### [Work instructions]
Write out the material below again, unchanged.

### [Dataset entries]
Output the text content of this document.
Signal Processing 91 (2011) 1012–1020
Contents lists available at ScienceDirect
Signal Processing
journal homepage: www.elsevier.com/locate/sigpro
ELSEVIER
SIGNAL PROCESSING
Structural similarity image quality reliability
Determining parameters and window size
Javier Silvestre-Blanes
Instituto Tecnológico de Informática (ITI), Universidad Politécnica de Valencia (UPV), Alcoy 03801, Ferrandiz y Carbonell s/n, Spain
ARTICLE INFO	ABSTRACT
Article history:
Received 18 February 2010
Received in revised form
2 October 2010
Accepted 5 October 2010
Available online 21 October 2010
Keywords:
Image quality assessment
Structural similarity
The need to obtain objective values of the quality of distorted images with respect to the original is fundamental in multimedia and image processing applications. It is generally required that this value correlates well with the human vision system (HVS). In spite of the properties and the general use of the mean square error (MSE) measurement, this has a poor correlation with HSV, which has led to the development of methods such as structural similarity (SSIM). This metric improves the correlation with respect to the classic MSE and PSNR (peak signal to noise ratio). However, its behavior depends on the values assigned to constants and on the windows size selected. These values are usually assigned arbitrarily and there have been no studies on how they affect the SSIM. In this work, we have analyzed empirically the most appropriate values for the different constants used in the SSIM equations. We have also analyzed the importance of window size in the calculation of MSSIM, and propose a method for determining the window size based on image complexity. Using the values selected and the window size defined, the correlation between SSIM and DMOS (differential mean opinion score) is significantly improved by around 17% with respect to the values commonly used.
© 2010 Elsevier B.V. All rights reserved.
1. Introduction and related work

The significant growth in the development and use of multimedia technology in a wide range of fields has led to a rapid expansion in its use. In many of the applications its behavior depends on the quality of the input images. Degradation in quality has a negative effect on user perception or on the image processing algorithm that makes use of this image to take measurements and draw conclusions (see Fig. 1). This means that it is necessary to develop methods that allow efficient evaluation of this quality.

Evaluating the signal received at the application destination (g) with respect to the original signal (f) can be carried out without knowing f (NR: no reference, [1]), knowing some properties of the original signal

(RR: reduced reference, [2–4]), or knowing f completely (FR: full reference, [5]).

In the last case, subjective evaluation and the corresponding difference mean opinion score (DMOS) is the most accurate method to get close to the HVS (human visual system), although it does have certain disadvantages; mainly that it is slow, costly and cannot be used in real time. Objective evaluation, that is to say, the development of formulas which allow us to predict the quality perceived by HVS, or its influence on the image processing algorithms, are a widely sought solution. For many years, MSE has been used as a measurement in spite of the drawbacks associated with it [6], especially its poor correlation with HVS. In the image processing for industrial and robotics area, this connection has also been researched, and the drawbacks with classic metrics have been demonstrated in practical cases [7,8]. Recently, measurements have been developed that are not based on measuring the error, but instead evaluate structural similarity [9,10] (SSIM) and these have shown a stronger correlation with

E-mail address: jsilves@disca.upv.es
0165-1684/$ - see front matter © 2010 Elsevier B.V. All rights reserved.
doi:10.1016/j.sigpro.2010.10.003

### [Full answer]
Output the text content of this document.
Signal Processing 91 (2011) 1012–1020
Contents lists available at ScienceDirect
Signal Processing
journal homepage: www.elsevier.com/locate/sigpro
ELSEVIER
SIGNAL PROCESSING
Structural similarity image quality reliability
Determining parameters and window size
Javier Silvestre-Blanes
Instituto Tecnológico de Informática (ITI), Universidad Politécnica de Valencia (UPV), Alcoy 03801, Ferrandiz y Carbonell s/n, Spain
ARTICLE INFO	ABSTRACT
Article history:
Received 18 February 2010
Received in revised form
2 October 2010
Accepted 5 October 2010
Available online 21 October 2010
Keywords:
Image quality assessment
Structural similarity
The need to obtain objective values of the quality of distorted images with respect to the original is fundamental in multimedia and image processing applications. It is generally required that this value correlates well with the human vision system (HVS). In spite of the properties and the general use of the mean square error (MSE) measurement, this has a poor correlation with HSV, which has led to the development of methods such as structural similarity (SSIM). This metric improves the correlation with respect to the classic MSE and PSNR (peak signal to noise ratio). However, its behavior depends on the values assigned to constants and on the windows size selected. These values are usually assigned arbitrarily and there have been no studies on how they affect the SSIM. In this work, we have analyzed empirically the most appropriate values for the different constants used in the SSIM equations. We have also analyzed the importance of window size in the calculation of MSSIM, and propose a method for determining the window size based on image complexity. Using the values selected and the window size defined, the correlation between SSIM and DMOS (differential mean opinion score) is significantly improved by around 17% with respect to the values commonly used.
© 2010 Elsevier B.V. All rights reserved.
1. Introduction and related work

The significant growth in the development and use of multimedia technology in a wide range of fields has led to a rapid expansion in its use. In many of the applications its behavior depends on the quality of the input images. Degradation in quality has a negative effect on user perception or on the image processing algorithm that makes use of this image to take measurements and draw conclusions (see Fig. 1). This means that it is necessary to develop methods that allow efficient evaluation of this quality.

Evaluating the signal received at the application destination (g) with respect to the original signal (f) can be carried out without knowing f (NR: no reference, [1]), knowing some properties of the original signal

(RR: reduced reference, [2–4]), or knowing f completely (FR: full reference, [5]).

In the last case, subjective evaluation and the corresponding difference mean opinion score (DMOS) is the most accurate method to get close to the HVS (human visual system), although it does have certain disadvantages; mainly that it is slow, costly and cannot be used in real time. Objective evaluation, that is to say, the development of formulas which allow us to predict the quality perceived by HVS, or its influence on the image processing algorithms, are a widely sought solution. For many years, MSE has been used as a measurement in spite of the drawbacks associated with it [6], especially its poor correlation with HVS. In the image processing for industrial and robotics area, this connection has also been researched, and the drawbacks with classic metrics have been demonstrated in practical cases [7,8]. Recently, measurements have been developed that are not based on measuring the error, but instead evaluate structural similarity [9,10] (SSIM) and these have shown a stronger correlation with

E-mail address: jsilves@disca.upv.es
0165-1684/$ - see front matter © 2010 Elsevier B.V. All rights reserved.
doi:10.1016/j.sigpro.2010.10.003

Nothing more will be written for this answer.